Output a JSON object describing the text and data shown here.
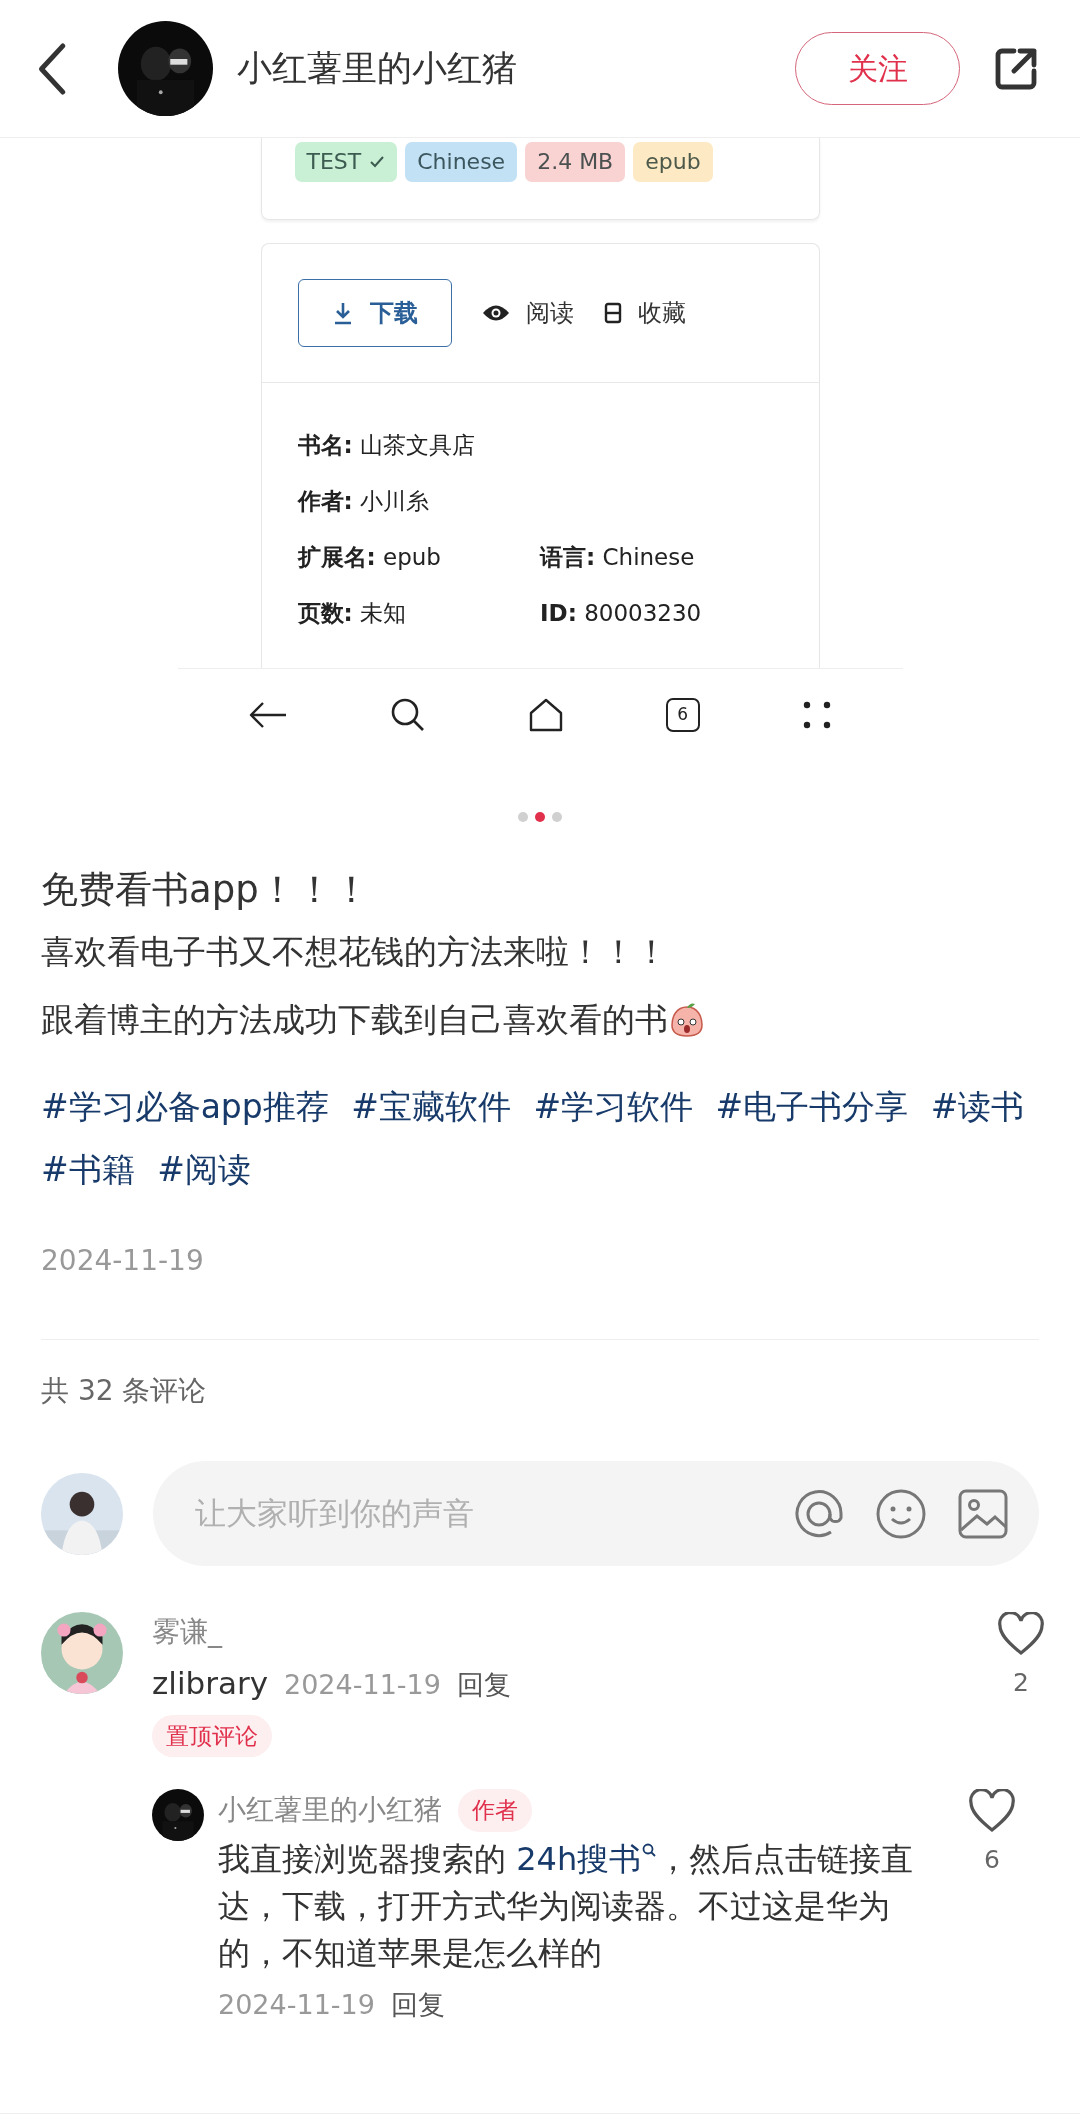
{
  "header": {
    "author": "小红薯里的小红猪",
    "follow": "关注"
  },
  "screenshot": {
    "tags": [
      {
        "label": "TEST",
        "verified": true,
        "color": "#c9f0d4"
      },
      {
        "label": "Chinese",
        "verified": false,
        "color": "#c3e1f5"
      },
      {
        "label": "2.4 MB",
        "verified": false,
        "color": "#f9d2d2"
      },
      {
        "label": "epub",
        "verified": false,
        "color": "#fde9c3"
      }
    ],
    "actions": [
      {
        "label": "下载",
        "kind": "download"
      },
      {
        "label": "阅读",
        "kind": "read"
      },
      {
        "label": "收藏",
        "kind": "bookmark"
      }
    ],
    "fields": [
      [
        {
          "key": "书名:",
          "value": "山茶文具店"
        }
      ],
      [
        {
          "key": "作者:",
          "value": "小川糸"
        }
      ],
      [
        {
          "key": "扩展名:",
          "value": "epub"
        },
        {
          "key": "语言:",
          "value": "Chinese"
        }
      ],
      [
        {
          "key": "页数:",
          "value": "未知"
        },
        {
          "key": "ID:",
          "value": "80003230"
        }
      ]
    ],
    "nav": {
      "tab_count": "6"
    }
  },
  "pager": [
    {
      "selected": false
    },
    {
      "selected": true
    },
    {
      "selected": false
    }
  ],
  "post": {
    "title": "免费看书app！！！",
    "lines": [
      {
        "text": "喜欢看电子书又不想花钱的方法来啦！！！",
        "trailing_emoji": false
      },
      {
        "text": "跟着博主的方法成功下载到自己喜欢看的书",
        "trailing_emoji": true
      }
    ],
    "hashtags": [
      "#学习必备app推荐",
      "#宝藏软件",
      "#学习软件",
      "#电子书分享",
      "#读书",
      "#书籍",
      "#阅读"
    ],
    "date": "2024-11-19"
  },
  "comments_count": "共 32 条评论",
  "comment_input": {
    "placeholder": "让大家听到你的声音"
  },
  "comments": [
    {
      "user": "雾谦_",
      "text": "zlibrary",
      "date": "2024-11-19",
      "reply": "回复",
      "badge": "置顶评论",
      "likes": "2",
      "liked": false,
      "replies": [
        {
          "user": "小红薯里的小红猪",
          "badge": "作者",
          "before": "我直接浏览器搜索的 ",
          "link": "24h搜书",
          "after": "，然后点击链接直达，下载，打开方式华为阅读器。不过这是华为的，不知道苹果是怎么样的",
          "date": "2024-11-19",
          "reply": "回复",
          "likes": "6",
          "liked": false
        }
      ]
    }
  ]
}
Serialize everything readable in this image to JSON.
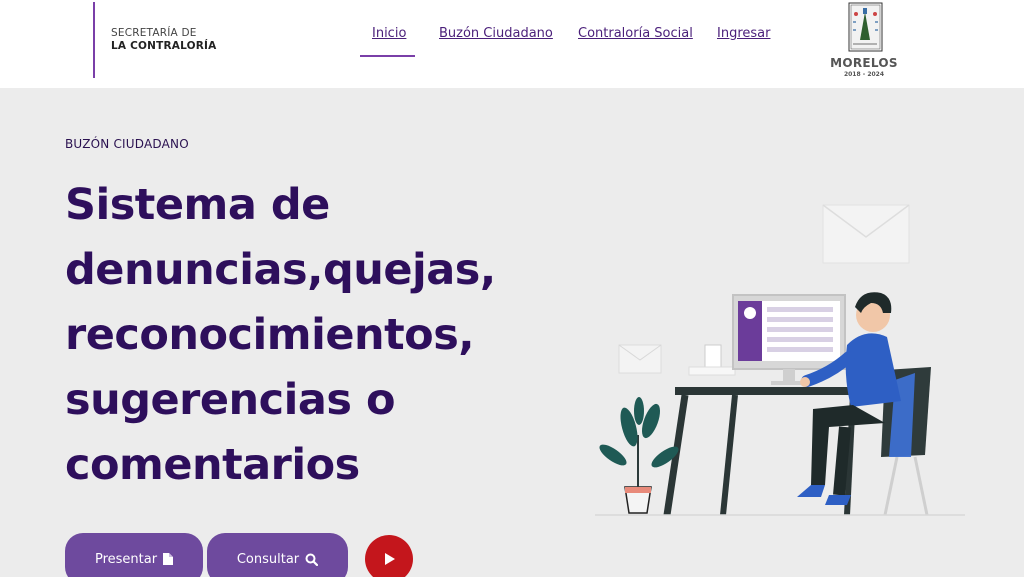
{
  "header": {
    "brand_line1": "SECRETARÍA DE",
    "brand_line2": "LA CONTRALORÍA",
    "nav": [
      {
        "label": "Inicio",
        "active": true
      },
      {
        "label": "Buzón Ciudadano",
        "active": false
      },
      {
        "label": "Contraloría Social",
        "active": false
      },
      {
        "label": "Ingresar",
        "active": false
      }
    ],
    "seal_label": "MORELOS",
    "seal_years": "2018 - 2024"
  },
  "hero": {
    "eyebrow": "BUZÓN CIUDADANO",
    "headline_lines": [
      "Sistema de",
      "denuncias,quejas,",
      "reconocimientos,",
      "sugerencias o",
      "comentarios"
    ],
    "buttons": {
      "present": "Presentar",
      "consult": "Consultar"
    }
  },
  "colors": {
    "accent": "#7a3fa8",
    "headline": "#2e0f5c",
    "button": "#6e4a9e",
    "play": "#c4161c",
    "background": "#ececec"
  },
  "icons": {
    "present": "document-icon",
    "consult": "search-icon",
    "play": "play-icon"
  }
}
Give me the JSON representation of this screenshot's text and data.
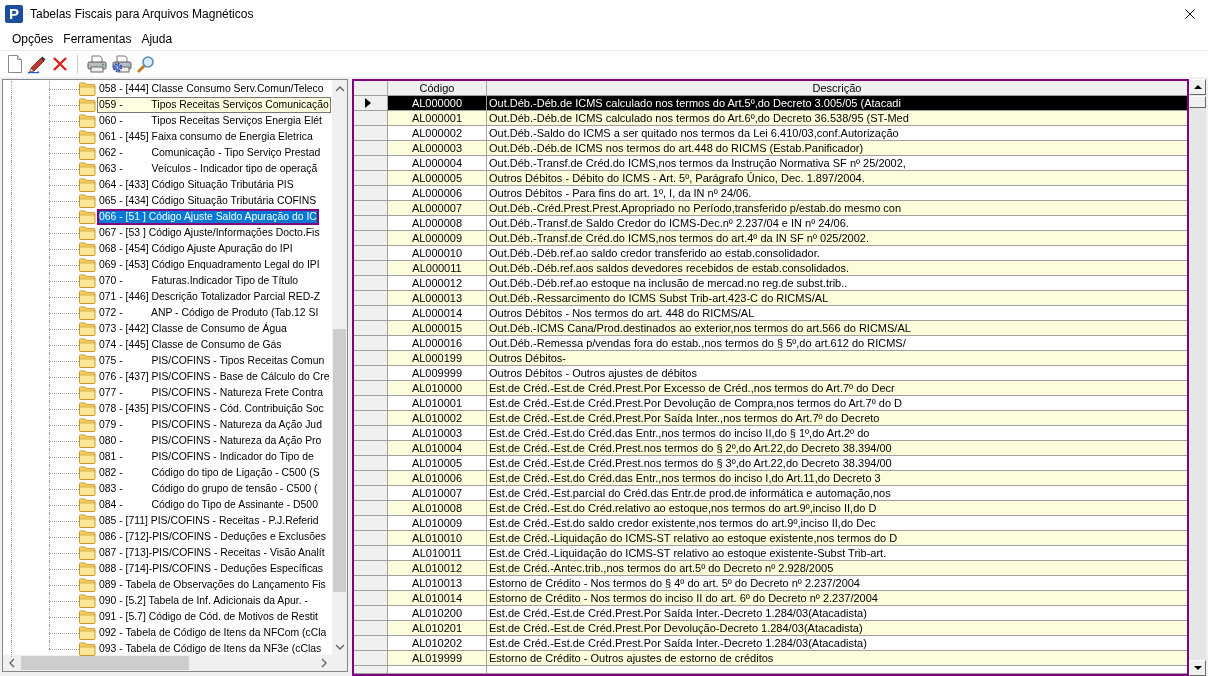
{
  "window": {
    "app_icon_text": "P",
    "title": "Tabelas Fiscais para Arquivos Magnéticos"
  },
  "menu": [
    "Opções",
    "Ferramentas",
    "Ajuda"
  ],
  "tree": {
    "items": [
      {
        "label": "058 - [444] Classe Consumo Serv.Comun/Teleco",
        "selected": false,
        "hovered": false
      },
      {
        "label": "059 -          Tipos Receitas Serviços Comunicação",
        "selected": false,
        "hovered": true
      },
      {
        "label": "060 -          Tipos Receitas Serviços Energia Elét",
        "selected": false,
        "hovered": false
      },
      {
        "label": "061 - [445] Faixa consumo de Energia Eletrica",
        "selected": false,
        "hovered": false
      },
      {
        "label": "062 -          Comunicação - Tipo Serviço Prestad",
        "selected": false,
        "hovered": false
      },
      {
        "label": "063 -          Veículos - Indicador tipo de operaçã",
        "selected": false,
        "hovered": false
      },
      {
        "label": "064 - [433] Código Situação Tributária PIS",
        "selected": false,
        "hovered": false
      },
      {
        "label": "065 - [434] Código Situação Tributária COFINS",
        "selected": false,
        "hovered": false
      },
      {
        "label": "066 - [51 ] Código Ajuste Saldo Apuração do IC",
        "selected": true,
        "hovered": false
      },
      {
        "label": "067 - [53 ] Código Ajuste/Informações Docto.Fis",
        "selected": false,
        "hovered": false
      },
      {
        "label": "068 - [454] Código Ajuste Apuração do IPI",
        "selected": false,
        "hovered": false
      },
      {
        "label": "069 - [453] Código Enquadramento Legal do IPI",
        "selected": false,
        "hovered": false
      },
      {
        "label": "070 -          Faturas.Indicador Tipo de Título",
        "selected": false,
        "hovered": false
      },
      {
        "label": "071 - [446] Descrição Totalizador Parcial RED-Z",
        "selected": false,
        "hovered": false
      },
      {
        "label": "072 -          ANP - Código de Produto (Tab.12 SI",
        "selected": false,
        "hovered": false
      },
      {
        "label": "073 - [442] Classe de Consumo de Água",
        "selected": false,
        "hovered": false
      },
      {
        "label": "074 - [445] Classe de Consumo de Gás",
        "selected": false,
        "hovered": false
      },
      {
        "label": "075 -          PIS/COFINS - Tipos Receitas Comun",
        "selected": false,
        "hovered": false
      },
      {
        "label": "076 - [437] PIS/COFINS - Base de Cálculo do Cre",
        "selected": false,
        "hovered": false
      },
      {
        "label": "077 -          PIS/COFINS - Natureza Frete Contra",
        "selected": false,
        "hovered": false
      },
      {
        "label": "078 - [435] PIS/COFINS - Cód. Contribuição Soc",
        "selected": false,
        "hovered": false
      },
      {
        "label": "079 -          PIS/COFINS - Natureza da Ação Jud",
        "selected": false,
        "hovered": false
      },
      {
        "label": "080 -          PIS/COFINS - Natureza da Ação Pro",
        "selected": false,
        "hovered": false
      },
      {
        "label": "081 -          PIS/COFINS - Indicador do Tipo de",
        "selected": false,
        "hovered": false
      },
      {
        "label": "082 -          Código do tipo de Ligação - C500 (S",
        "selected": false,
        "hovered": false
      },
      {
        "label": "083 -          Código do grupo de tensão - C500 (",
        "selected": false,
        "hovered": false
      },
      {
        "label": "084 -          Código do Tipo de Assinante - D500",
        "selected": false,
        "hovered": false
      },
      {
        "label": "085 - [711] PIS/COFINS - Receitas - P.J.Referid",
        "selected": false,
        "hovered": false
      },
      {
        "label": "086 - [712]-PIS/COFINS - Deduções e Exclusões",
        "selected": false,
        "hovered": false
      },
      {
        "label": "087 - [713]-PIS/COFINS - Receitas - Visão Analít",
        "selected": false,
        "hovered": false
      },
      {
        "label": "088 - [714]-PIS/COFINS - Deduções Específicas",
        "selected": false,
        "hovered": false
      },
      {
        "label": "089 - Tabela de Observações do Lançamento Fis",
        "selected": false,
        "hovered": false
      },
      {
        "label": "090 - [5.2] Tabela de Inf. Adicionais da Apur. -",
        "selected": false,
        "hovered": false
      },
      {
        "label": "091 - [5.7] Código de Cód. de Motivos de Restit",
        "selected": false,
        "hovered": false
      },
      {
        "label": "092 - Tabela de Código de Itens da NFCom (cCla",
        "selected": false,
        "hovered": false
      },
      {
        "label": "093 - Tabela de Código de Itens da NF3e (cClas",
        "selected": false,
        "hovered": false
      }
    ]
  },
  "table": {
    "columns": [
      "Código",
      "Descrição"
    ],
    "rows": [
      {
        "codigo": "AL000000",
        "descricao": "Out.Déb.-Déb.de ICMS calculado nos termos do Art.5º,do Decreto 3.005/05 (Atacadi",
        "selected": true
      },
      {
        "codigo": "AL000001",
        "descricao": "Out.Déb.-Déb.de ICMS calculado nos termos do Art.6º,do Decreto 36.538/95 (ST-Med",
        "selected": false
      },
      {
        "codigo": "AL000002",
        "descricao": "Out.Déb.-Saldo do ICMS a ser quitado nos termos da Lei 6.410/03,conf.Autorização",
        "selected": false
      },
      {
        "codigo": "AL000003",
        "descricao": "Out.Déb.-Déb.de ICMS nos termos do art.448 do RICMS (Estab.Panificador)",
        "selected": false
      },
      {
        "codigo": "AL000004",
        "descricao": "Out.Déb.-Transf.de Créd.do ICMS,nos termos da Instrução Normativa SF nº 25/2002,",
        "selected": false
      },
      {
        "codigo": "AL000005",
        "descricao": "Outros Débitos - Débito do ICMS - Art. 5º, Parágrafo Único, Dec. 1.897/2004.",
        "selected": false
      },
      {
        "codigo": "AL000006",
        "descricao": "Outros Débitos - Para fins do art. 1º, I, da IN nº 24/06.",
        "selected": false
      },
      {
        "codigo": "AL000007",
        "descricao": "Out.Déb.-Créd.Prest.Prest.Apropriado no Período,transferido p/estab.do mesmo con",
        "selected": false
      },
      {
        "codigo": "AL000008",
        "descricao": "Out.Déb.-Transf.de Saldo Credor do ICMS-Dec.nº 2.237/04 e IN nº 24/06.",
        "selected": false
      },
      {
        "codigo": "AL000009",
        "descricao": "Out.Déb.-Transf.de Créd.do ICMS,nos termos do art.4º da IN SF nº 025/2002.",
        "selected": false
      },
      {
        "codigo": "AL000010",
        "descricao": "Out.Déb.-Déb.ref.ao saldo credor transferido ao estab.consolidador.",
        "selected": false
      },
      {
        "codigo": "AL000011",
        "descricao": "Out.Déb.-Déb.ref.aos saldos devedores recebidos de estab.consolidados.",
        "selected": false
      },
      {
        "codigo": "AL000012",
        "descricao": "Out.Déb.-Déb.ref.ao estoque na inclusão de mercad.no reg.de subst.trib..",
        "selected": false
      },
      {
        "codigo": "AL000013",
        "descricao": "Out.Déb.-Ressarcimento do ICMS Subst Trib-art.423-C do RICMS/AL",
        "selected": false
      },
      {
        "codigo": "AL000014",
        "descricao": "Outros Débitos - Nos termos do art. 448 do RICMS/AL",
        "selected": false
      },
      {
        "codigo": "AL000015",
        "descricao": "Out.Déb.-ICMS Cana/Prod.destinados ao exterior,nos termos do art.566 do RICMS/AL",
        "selected": false
      },
      {
        "codigo": "AL000016",
        "descricao": "Out.Déb.-Remessa p/vendas fora do estab.,nos termos do § 5º,do art.612 do RICMS/",
        "selected": false
      },
      {
        "codigo": "AL000199",
        "descricao": "Outros Débitos-",
        "selected": false
      },
      {
        "codigo": "AL009999",
        "descricao": "Outros Débitos - Outros ajustes de débitos",
        "selected": false
      },
      {
        "codigo": "AL010000",
        "descricao": "Est.de Créd.-Est.de Créd.Prest.Por Excesso de Créd.,nos termos do Art.7º do Decr",
        "selected": false
      },
      {
        "codigo": "AL010001",
        "descricao": "Est.de Créd.-Est.de Créd.Prest.Por Devolução de Compra,nos termos do Art.7º do D",
        "selected": false
      },
      {
        "codigo": "AL010002",
        "descricao": "Est.de Créd.-Est.de Créd.Prest.Por Saída Inter.,nos termos do Art.7º do Decreto",
        "selected": false
      },
      {
        "codigo": "AL010003",
        "descricao": "Est.de Créd.-Est.do Créd.das Entr.,nos termos do inciso II,do § 1º,do Art.2º do",
        "selected": false
      },
      {
        "codigo": "AL010004",
        "descricao": "Est.de Créd.-Est.de Créd.Prest.nos termos do § 2º,do Art.22,do Decreto 38.394/00",
        "selected": false
      },
      {
        "codigo": "AL010005",
        "descricao": "Est.de Créd.-Est.de Créd.Prest.nos termos do § 3º,do Art.22,do Decreto 38.394/00",
        "selected": false
      },
      {
        "codigo": "AL010006",
        "descricao": "Est.de Créd.-Est.do Créd.das Entr.,nos termos do inciso I,do Art.11,do Decreto 3",
        "selected": false
      },
      {
        "codigo": "AL010007",
        "descricao": "Est.de Créd.-Est.parcial do Créd.das Entr.de prod.de informática e automação,nos",
        "selected": false
      },
      {
        "codigo": "AL010008",
        "descricao": "Est.de Créd.-Est.do Créd.relativo ao estoque,nos termos do art.9º,inciso II,do D",
        "selected": false
      },
      {
        "codigo": "AL010009",
        "descricao": "Est.de Créd.-Est.do saldo credor existente,nos termos do art.9º,inciso II,do Dec",
        "selected": false
      },
      {
        "codigo": "AL010010",
        "descricao": "Est.de Créd.-Liquidação do ICMS-ST relativo ao estoque existente,nos termos do D",
        "selected": false
      },
      {
        "codigo": "AL010011",
        "descricao": "Est.de Créd.-Liquidação do ICMS-ST relativo ao estoque existente-Subst Trib-art.",
        "selected": false
      },
      {
        "codigo": "AL010012",
        "descricao": "Est.de Créd.-Antec.trib.,nos termos do art.5º do Decreto nº 2.928/2005",
        "selected": false
      },
      {
        "codigo": "AL010013",
        "descricao": "Estorno de Crédito - Nos termos do  § 4º do art. 5º do Decreto nº 2.237/2004",
        "selected": false
      },
      {
        "codigo": "AL010014",
        "descricao": "Estorno de Crédito - Nos termos do inciso II do art. 6º do Decreto nº 2.237/2004",
        "selected": false
      },
      {
        "codigo": "AL010200",
        "descricao": "Est.de Créd.-Est.de Créd.Prest.Por Saída Inter.-Decreto 1.284/03(Atacadista)",
        "selected": false
      },
      {
        "codigo": "AL010201",
        "descricao": "Est.de Créd.-Est.de Créd.Prest.Por Devolução-Decreto 1.284/03(Atacadista)",
        "selected": false
      },
      {
        "codigo": "AL010202",
        "descricao": "Est.de Créd.-Est.de Créd.Prest.Por Saída Inter.-Decreto 1.284/03(Atacadista)",
        "selected": false
      },
      {
        "codigo": "AL019999",
        "descricao": "Estorno de Crédito - Outros ajustes de estorno de créditos",
        "selected": false
      }
    ]
  }
}
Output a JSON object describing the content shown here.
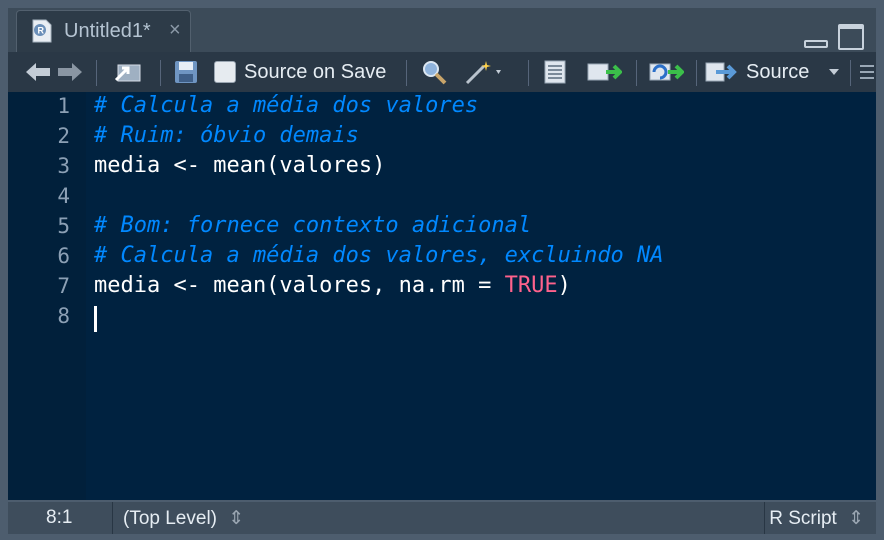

** DIRECTIONS **
From the entries, report each line that includes the word "Deduções".

** COMPLETE OUTPUT **
        "label": "086 - [712]-PIS/COFINS - Deduções e Exclusões",
        "label": "088 - [714]-PIS/COFINS - Deduções Específicas",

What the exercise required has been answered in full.